* start Available records *
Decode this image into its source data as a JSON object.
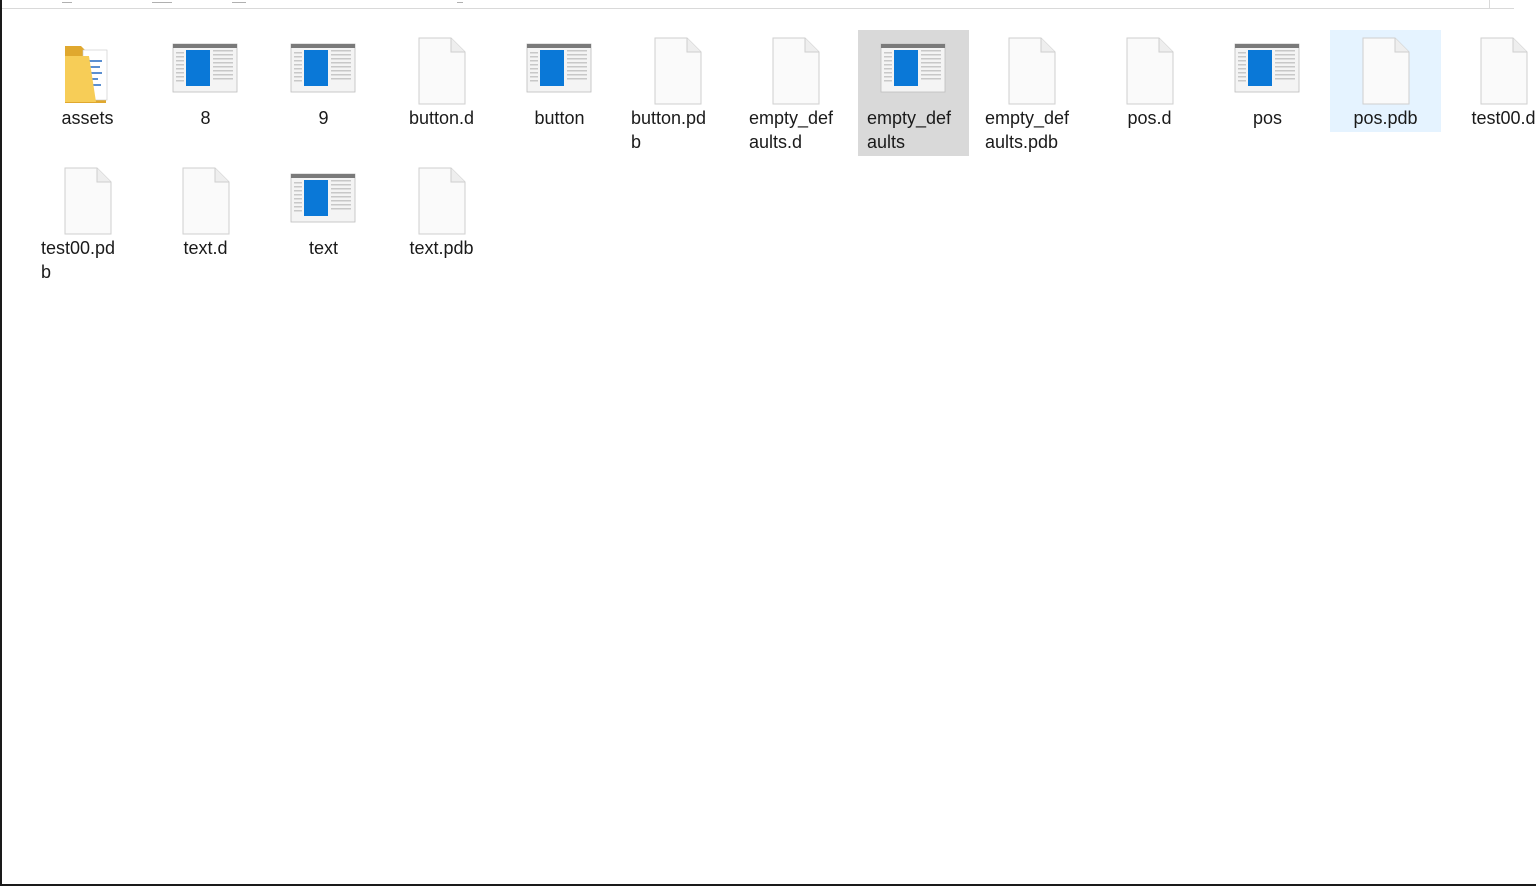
{
  "explorer": {
    "items": [
      {
        "name": "assets",
        "icon": "folder-icon",
        "state": "normal"
      },
      {
        "name": "8",
        "icon": "app-window-icon",
        "state": "normal"
      },
      {
        "name": "9",
        "icon": "app-window-icon",
        "state": "normal"
      },
      {
        "name": "button.d",
        "icon": "blank-file-icon",
        "state": "normal"
      },
      {
        "name": "button",
        "icon": "app-window-icon",
        "state": "normal"
      },
      {
        "name": "button.pdb",
        "icon": "blank-file-icon",
        "state": "normal"
      },
      {
        "name": "empty_defaults.d",
        "icon": "blank-file-icon",
        "state": "normal"
      },
      {
        "name": "empty_defaults",
        "icon": "app-window-icon",
        "state": "selected"
      },
      {
        "name": "empty_defaults.pdb",
        "icon": "blank-file-icon",
        "state": "normal"
      },
      {
        "name": "pos.d",
        "icon": "blank-file-icon",
        "state": "normal"
      },
      {
        "name": "pos",
        "icon": "app-window-icon",
        "state": "normal"
      },
      {
        "name": "pos.pdb",
        "icon": "blank-file-icon",
        "state": "hover"
      },
      {
        "name": "test00.d",
        "icon": "blank-file-icon",
        "state": "normal"
      },
      {
        "name": "test00.pdb",
        "icon": "blank-file-icon",
        "state": "normal"
      },
      {
        "name": "text.d",
        "icon": "blank-file-icon",
        "state": "normal"
      },
      {
        "name": "text",
        "icon": "app-window-icon",
        "state": "normal"
      },
      {
        "name": "text.pdb",
        "icon": "blank-file-icon",
        "state": "normal"
      }
    ],
    "labels_display": [
      "assets",
      "8",
      "9",
      "button.d",
      "button",
      "button.pd\nb",
      "empty_def\naults.d",
      "empty_def\naults",
      "empty_def\naults.pdb",
      "pos.d",
      "pos",
      "pos.pdb",
      "test00.d",
      "test00.pd\nb",
      "text.d",
      "text",
      "text.pdb"
    ],
    "colors": {
      "selected_bg": "#d9d9d9",
      "hover_bg": "#e5f3ff",
      "folder": "#f5c542",
      "app_blue": "#0a78d7"
    }
  }
}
* end Available records *
Short exercise:
Work out the number of lines above that include the string "button" and write only that number.

Answer below:
6